Goal of the exercise: Without the pictures, print each of the records below exactly as it appears.

Entries with figure data:
↓↓↓

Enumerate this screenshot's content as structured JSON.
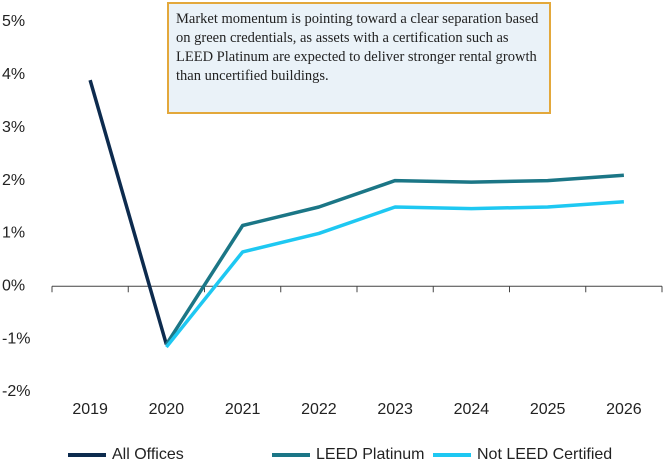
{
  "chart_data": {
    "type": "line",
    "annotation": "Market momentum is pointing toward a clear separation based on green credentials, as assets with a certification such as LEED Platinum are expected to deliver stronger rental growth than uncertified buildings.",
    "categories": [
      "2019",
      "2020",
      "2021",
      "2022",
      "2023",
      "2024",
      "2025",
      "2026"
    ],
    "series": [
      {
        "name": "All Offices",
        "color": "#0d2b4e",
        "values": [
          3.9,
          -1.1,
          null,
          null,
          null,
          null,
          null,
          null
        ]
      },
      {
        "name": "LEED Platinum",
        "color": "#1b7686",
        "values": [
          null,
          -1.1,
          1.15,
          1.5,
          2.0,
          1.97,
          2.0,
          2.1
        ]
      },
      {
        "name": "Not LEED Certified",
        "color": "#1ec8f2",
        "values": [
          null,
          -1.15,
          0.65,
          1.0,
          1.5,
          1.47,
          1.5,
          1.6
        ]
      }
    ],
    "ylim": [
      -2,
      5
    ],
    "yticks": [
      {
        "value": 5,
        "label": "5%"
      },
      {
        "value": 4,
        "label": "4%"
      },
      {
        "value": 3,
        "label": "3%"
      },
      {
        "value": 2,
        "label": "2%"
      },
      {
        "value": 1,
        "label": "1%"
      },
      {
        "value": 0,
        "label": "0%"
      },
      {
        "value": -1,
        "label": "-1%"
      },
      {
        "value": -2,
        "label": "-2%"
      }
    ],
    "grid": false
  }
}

↑↑↑

Result:
Enumerate this screenshot's content as structured JSON.
{
  "chart_data": {
    "type": "line",
    "annotation": "Market momentum is pointing toward a clear separation based on green credentials, as assets with a certification such as LEED Platinum are expected to deliver stronger rental growth than uncertified buildings.",
    "categories": [
      "2019",
      "2020",
      "2021",
      "2022",
      "2023",
      "2024",
      "2025",
      "2026"
    ],
    "series": [
      {
        "name": "All Offices",
        "color": "#0d2b4e",
        "values": [
          3.9,
          -1.1,
          null,
          null,
          null,
          null,
          null,
          null
        ]
      },
      {
        "name": "LEED Platinum",
        "color": "#1b7686",
        "values": [
          null,
          -1.1,
          1.15,
          1.5,
          2.0,
          1.97,
          2.0,
          2.1
        ]
      },
      {
        "name": "Not LEED Certified",
        "color": "#1ec8f2",
        "values": [
          null,
          -1.15,
          0.65,
          1.0,
          1.5,
          1.47,
          1.5,
          1.6
        ]
      }
    ],
    "ylim": [
      -2,
      5
    ],
    "yticks": [
      {
        "value": 5,
        "label": "5%"
      },
      {
        "value": 4,
        "label": "4%"
      },
      {
        "value": 3,
        "label": "3%"
      },
      {
        "value": 2,
        "label": "2%"
      },
      {
        "value": 1,
        "label": "1%"
      },
      {
        "value": 0,
        "label": "0%"
      },
      {
        "value": -1,
        "label": "-1%"
      },
      {
        "value": -2,
        "label": "-2%"
      }
    ],
    "grid": false
  }
}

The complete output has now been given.